— Start of TEXT SHOWN —

Naomi Alderman takes a look at this ­depressing situation, grasps the whole lot in her fist and crushes it down to a new beginning. The Power starts with a simple question: what if women got the edge? What if, somehow, nature placed a thumb on the scale so that women’s tendency to be smaller and weaker than men no longer mattered? This edge, whatever it is, would have to be more significant than physical parity, because it would have to overcome more than bodily difference: something sufficient to upturn millennia of male dominance and all the traditions that sustain it.

At the start of The Power, that something has already happened. The narrative is framed by an exchange of letters thousands of years in the future between a character called Naomi Alderman and her anagrammatic counterpart Neil Adam Armon, who pleads for patronage from an address at the “Men Writers Association”. Even that casual use of “Men” as an adjective is shocking, so unfamiliar that it feels like a breach of grammar. It isn’t, however: it’s just an ­explosion of the male default. The Power places us in a world where woman is the “one” and man is the “other”.

— End of TEXT SHOWN —
— Start of SUPPLIED INFORMATION —

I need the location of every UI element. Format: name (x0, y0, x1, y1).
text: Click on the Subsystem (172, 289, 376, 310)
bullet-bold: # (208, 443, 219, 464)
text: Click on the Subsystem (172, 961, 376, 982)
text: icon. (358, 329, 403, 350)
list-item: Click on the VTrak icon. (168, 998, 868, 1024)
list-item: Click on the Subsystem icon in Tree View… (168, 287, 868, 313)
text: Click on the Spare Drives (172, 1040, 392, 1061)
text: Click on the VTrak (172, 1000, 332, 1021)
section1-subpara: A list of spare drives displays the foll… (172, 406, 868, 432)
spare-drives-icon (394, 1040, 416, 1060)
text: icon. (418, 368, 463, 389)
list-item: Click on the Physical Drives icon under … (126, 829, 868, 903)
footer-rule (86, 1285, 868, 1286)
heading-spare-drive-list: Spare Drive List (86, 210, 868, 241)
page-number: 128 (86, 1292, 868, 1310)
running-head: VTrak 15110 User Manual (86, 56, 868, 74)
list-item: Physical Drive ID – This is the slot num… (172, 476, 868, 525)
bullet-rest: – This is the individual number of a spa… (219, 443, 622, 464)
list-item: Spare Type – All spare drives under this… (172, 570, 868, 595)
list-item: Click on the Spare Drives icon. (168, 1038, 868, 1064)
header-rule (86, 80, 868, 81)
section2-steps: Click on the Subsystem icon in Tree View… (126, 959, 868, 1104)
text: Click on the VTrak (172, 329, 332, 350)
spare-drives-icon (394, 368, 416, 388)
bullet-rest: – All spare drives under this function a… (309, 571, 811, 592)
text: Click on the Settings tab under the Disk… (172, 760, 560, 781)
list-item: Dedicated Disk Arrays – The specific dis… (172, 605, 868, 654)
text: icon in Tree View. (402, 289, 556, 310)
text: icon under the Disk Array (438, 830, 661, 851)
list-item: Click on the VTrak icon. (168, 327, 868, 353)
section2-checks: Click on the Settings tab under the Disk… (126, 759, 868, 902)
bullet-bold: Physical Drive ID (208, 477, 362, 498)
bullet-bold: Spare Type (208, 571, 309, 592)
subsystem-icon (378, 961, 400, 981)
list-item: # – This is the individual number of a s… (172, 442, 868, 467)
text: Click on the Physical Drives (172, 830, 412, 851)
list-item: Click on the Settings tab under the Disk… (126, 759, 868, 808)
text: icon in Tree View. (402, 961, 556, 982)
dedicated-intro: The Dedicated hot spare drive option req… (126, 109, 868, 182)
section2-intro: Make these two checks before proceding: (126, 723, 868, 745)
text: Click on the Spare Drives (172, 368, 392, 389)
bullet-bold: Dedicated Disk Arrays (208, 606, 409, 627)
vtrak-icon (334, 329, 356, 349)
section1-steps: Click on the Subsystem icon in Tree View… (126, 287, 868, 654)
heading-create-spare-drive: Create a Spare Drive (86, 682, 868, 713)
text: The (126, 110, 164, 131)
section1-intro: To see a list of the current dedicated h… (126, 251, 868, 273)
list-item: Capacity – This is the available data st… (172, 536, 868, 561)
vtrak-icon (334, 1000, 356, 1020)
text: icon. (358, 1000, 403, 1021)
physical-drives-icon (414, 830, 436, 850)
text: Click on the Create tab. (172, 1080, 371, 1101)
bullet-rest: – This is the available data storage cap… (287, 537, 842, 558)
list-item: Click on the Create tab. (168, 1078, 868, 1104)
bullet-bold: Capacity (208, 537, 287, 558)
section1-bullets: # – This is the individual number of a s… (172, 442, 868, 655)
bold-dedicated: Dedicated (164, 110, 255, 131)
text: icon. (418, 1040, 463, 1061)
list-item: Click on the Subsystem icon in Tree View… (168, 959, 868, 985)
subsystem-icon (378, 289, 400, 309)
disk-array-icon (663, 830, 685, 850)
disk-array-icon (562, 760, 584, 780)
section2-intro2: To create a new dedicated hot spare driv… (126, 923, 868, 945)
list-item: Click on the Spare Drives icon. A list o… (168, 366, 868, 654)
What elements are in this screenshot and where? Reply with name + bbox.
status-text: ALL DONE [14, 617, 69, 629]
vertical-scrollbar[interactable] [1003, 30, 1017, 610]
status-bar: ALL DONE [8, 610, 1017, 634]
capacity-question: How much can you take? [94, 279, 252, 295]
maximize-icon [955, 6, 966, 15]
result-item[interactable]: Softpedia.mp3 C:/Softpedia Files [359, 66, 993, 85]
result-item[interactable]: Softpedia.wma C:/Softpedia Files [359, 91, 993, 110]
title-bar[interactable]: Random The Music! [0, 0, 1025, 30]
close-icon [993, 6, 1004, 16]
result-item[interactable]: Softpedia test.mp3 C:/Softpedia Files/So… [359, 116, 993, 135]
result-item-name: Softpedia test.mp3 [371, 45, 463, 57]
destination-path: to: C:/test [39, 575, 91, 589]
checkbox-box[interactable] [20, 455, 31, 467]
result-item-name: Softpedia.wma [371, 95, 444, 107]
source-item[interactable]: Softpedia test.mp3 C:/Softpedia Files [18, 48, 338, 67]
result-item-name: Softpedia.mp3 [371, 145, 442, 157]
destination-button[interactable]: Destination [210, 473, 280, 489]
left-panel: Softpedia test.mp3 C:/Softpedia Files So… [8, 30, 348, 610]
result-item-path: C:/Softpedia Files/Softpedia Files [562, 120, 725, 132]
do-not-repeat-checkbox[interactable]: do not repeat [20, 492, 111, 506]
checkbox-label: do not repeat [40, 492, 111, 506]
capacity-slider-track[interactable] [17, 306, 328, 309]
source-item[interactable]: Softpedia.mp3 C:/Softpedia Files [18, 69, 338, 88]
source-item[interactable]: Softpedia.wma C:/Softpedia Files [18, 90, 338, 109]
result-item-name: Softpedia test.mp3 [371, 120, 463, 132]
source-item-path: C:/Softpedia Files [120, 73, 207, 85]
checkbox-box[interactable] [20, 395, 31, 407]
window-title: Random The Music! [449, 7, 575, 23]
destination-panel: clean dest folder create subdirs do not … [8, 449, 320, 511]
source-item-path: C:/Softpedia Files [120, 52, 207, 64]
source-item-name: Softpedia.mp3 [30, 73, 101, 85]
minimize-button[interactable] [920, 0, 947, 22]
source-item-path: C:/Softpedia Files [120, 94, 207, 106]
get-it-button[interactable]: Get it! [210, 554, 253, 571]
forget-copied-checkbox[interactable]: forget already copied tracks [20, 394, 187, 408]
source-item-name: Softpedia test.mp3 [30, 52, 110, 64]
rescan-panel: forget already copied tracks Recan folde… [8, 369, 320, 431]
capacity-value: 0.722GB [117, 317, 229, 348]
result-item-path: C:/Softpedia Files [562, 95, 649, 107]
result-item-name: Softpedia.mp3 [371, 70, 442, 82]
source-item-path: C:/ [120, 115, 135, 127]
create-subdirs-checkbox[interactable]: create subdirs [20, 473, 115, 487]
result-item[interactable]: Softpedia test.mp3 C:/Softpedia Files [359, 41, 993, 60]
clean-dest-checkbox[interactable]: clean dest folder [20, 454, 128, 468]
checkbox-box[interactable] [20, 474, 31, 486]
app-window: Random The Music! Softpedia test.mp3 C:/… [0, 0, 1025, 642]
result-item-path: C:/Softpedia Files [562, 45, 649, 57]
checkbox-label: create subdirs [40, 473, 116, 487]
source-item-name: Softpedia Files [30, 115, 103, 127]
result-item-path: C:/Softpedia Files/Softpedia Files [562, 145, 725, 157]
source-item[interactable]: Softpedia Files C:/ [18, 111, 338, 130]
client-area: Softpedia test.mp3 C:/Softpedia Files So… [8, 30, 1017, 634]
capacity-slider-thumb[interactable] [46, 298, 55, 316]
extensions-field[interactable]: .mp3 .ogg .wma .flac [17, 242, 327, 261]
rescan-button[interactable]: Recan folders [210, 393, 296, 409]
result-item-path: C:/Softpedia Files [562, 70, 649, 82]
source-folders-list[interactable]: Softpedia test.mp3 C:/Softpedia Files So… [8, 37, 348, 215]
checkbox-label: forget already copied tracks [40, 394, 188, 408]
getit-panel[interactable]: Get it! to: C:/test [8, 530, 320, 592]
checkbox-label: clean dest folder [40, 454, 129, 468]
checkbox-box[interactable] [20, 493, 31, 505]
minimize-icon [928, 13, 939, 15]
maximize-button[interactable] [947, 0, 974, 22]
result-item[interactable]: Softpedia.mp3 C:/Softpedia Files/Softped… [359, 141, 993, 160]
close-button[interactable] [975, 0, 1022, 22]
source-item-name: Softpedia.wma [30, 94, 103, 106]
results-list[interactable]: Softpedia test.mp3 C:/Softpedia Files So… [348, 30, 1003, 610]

— End of SUPPLIED INFORMATION —

REQUESTS:
a) Repeat the stretch from "Naomi Alderman takes" through "that sustain it." in the passage about The Power.
b) Render the listing as a JSON list of strings, one string per line, from its start through the line containing "spare-drives-icon (394, 1040, 416, 1060)", skipping any blank lines.

ANSWERS IN ORDER:
a)
Naomi Alderman takes a look at this ­depressing situation, grasps the whole lot in her fist and crushes it down to a new beginning. The Power starts with a simple question: what if women got the edge? What if, somehow, nature placed a thumb on the scale so that women’s tendency to be smaller and weaker than men no longer mattered? This edge, whatever it is, would have to be more significant than physical parity, because it would have to overcome more than bodily difference: something sufficient to upturn millennia of male dominance and all the traditions that sustain it.

b)
[
  "I need the location of every UI element. Format: name (x0, y0, x1, y1).",
  "text: Click on the Subsystem (172, 289, 376, 310)",
  "bullet-bold: # (208, 443, 219, 464)",
  "text: Click on the Subsystem (172, 961, 376, 982)",
  "text: icon. (358, 329, 403, 350)",
  "list-item: Click on the VTrak icon. (168, 998, 868, 1024)",
  "list-item: Click on the Subsystem icon in Tree View… (168, 287, 868, 313)",
  "text: Click on the Spare Drives (172, 1040, 392, 1061)",
  "text: Click on the VTrak (172, 1000, 332, 1021)",
  "section1-subpara: A list of spare drives displays the foll… (172, 406, 868, 432)",
  "spare-drives-icon (394, 1040, 416, 1060)"
]